= GIVEN RECORDS =
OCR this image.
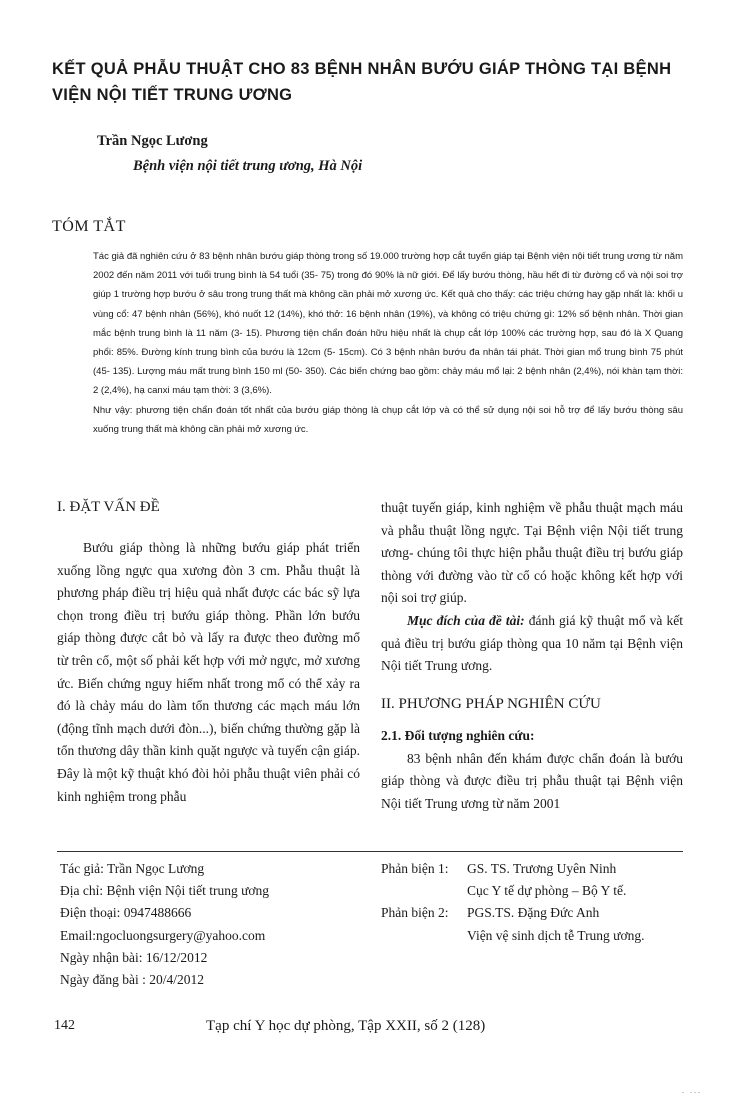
KẾT QUẢ PHẪU THUẬT CHO 83 BỆNH NHÂN BƯỚU GIÁP THÒNG TẠI BỆNH VIỆN NỘI TIẾT TRUNG ƯƠNG
Trần Ngọc Lương
Bệnh viện nội tiết trung ương, Hà Nội
TÓM TẮT

Tác giả đã nghiên cứu ở 83 bệnh nhân bướu giáp thòng trong số 19.000 trường hợp cắt tuyến giáp tại Bệnh viện nội tiết trung ương từ năm 2002 đến năm 2011 với tuổi trung bình là 54 tuổi (35- 75) trong đó 90% là nữ giới. Để lấy bướu thòng, hầu hết đi từ đường cổ và nội soi trợ giúp 1 trường hợp bướu ở sâu trong trung thất mà không cần phải mở xương ức. Kết quả cho thấy: các triệu chứng hay gặp nhất là: khối u vùng cổ: 47 bệnh nhân (56%), khó nuốt 12 (14%), khó thở: 16 bệnh nhân (19%), và không có triệu chứng gì: 12% số bệnh nhân. Thời gian mắc bệnh trung bình là 11 năm (3- 15). Phương tiện chẩn đoán hữu hiệu nhất là chụp cắt lớp 100% các trường hợp, sau đó là X Quang phổi: 85%. Đường kính trung bình của bướu là 12cm (5- 15cm). Có 3 bệnh nhân bướu đa nhân tái phát. Thời gian mổ trung bình 75 phút (45- 135). Lượng máu mất trung bình 150 ml (50- 350). Các biến chứng bao gồm: chảy máu mổ lại: 2 bệnh nhân (2,4%), nói khàn tạm thời: 2 (2,4%), hạ canxi máu tạm thời: 3 (3,6%).

Như vậy: phương tiện chẩn đoán tốt nhất của bướu giáp thòng là chụp cắt lớp và có thể sử dụng nội soi hỗ trợ để lấy bướu thòng sâu xuống trung thất mà không cần phải mở xương ức.

I. ĐẶT VẤN ĐỀ

Bướu giáp thòng là những bướu giáp phát triển xuống lồng ngực qua xương đòn 3 cm. Phẫu thuật là phương pháp điều trị hiệu quả nhất được các bác sỹ lựa chọn trong điều trị bướu giáp thòng. Phần lớn bướu giáp thòng được cắt bỏ và lấy ra được theo đường mổ từ trên cổ, một số phải kết hợp với mở ngực, mở xương ức. Biến chứng nguy hiểm nhất trong mổ có thể xảy ra đó là chảy máu do làm tổn thương các mạch máu lớn (động tĩnh mạch dưới đòn...), biến chứng thường gặp là tổn thương dây thần kinh quặt ngược và tuyến cận giáp. Đây là một kỹ thuật khó đòi hỏi phẫu thuật viên phải có kinh nghiệm trong phẫu

thuật tuyến giáp, kinh nghiệm về phẫu thuật mạch máu và phẫu thuật lồng ngực. Tại Bệnh viện Nội tiết trung ương- chúng tôi thực hiện phẫu thuật điều trị bướu giáp thòng với đường vào từ cổ có hoặc không kết hợp với nội soi trợ giúp.

Mục đích của đề tài: đánh giá kỹ thuật mổ và kết quả điều trị bướu giáp thòng qua 10 năm tại Bệnh viện Nội tiết Trung ương.

II. PHƯƠNG PHÁP NGHIÊN CỨU
2.1. Đối tượng nghiên cứu:

83 bệnh nhân đến khám được chẩn đoán là bướu giáp thòng và được điều trị phẫu thuật tại Bệnh viện Nội tiết Trung ương từ năm 2001

Tác giả: Trần Ngọc Lương
Địa chỉ: Bệnh viện Nội tiết trung ương
Điện thoại: 0947488666
Email:ngocluongsurgery@yahoo.com
Ngày nhận bài: 16/12/2012
Ngày đăng bài : 20/4/2012
Phản biện 1:	GS. TS. Trương Uyên Ninh
Cục Y tế dự phòng – Bộ Y tế.
Phản biện 2:	PGS.TS. Đặng Đức Anh
Viện vệ sinh dịch tễ Trung ương.
142	Tạp chí Y học dự phòng, Tập XXII, số 2 (128)
. ...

= WHAT YOU NEED TO DO =
Locate the lines above that contain "Ngày" and copy them.

= ANSWER TO THE TASK =
Ngày nhận bài: 16/12/2012
Ngày đăng bài : 20/4/2012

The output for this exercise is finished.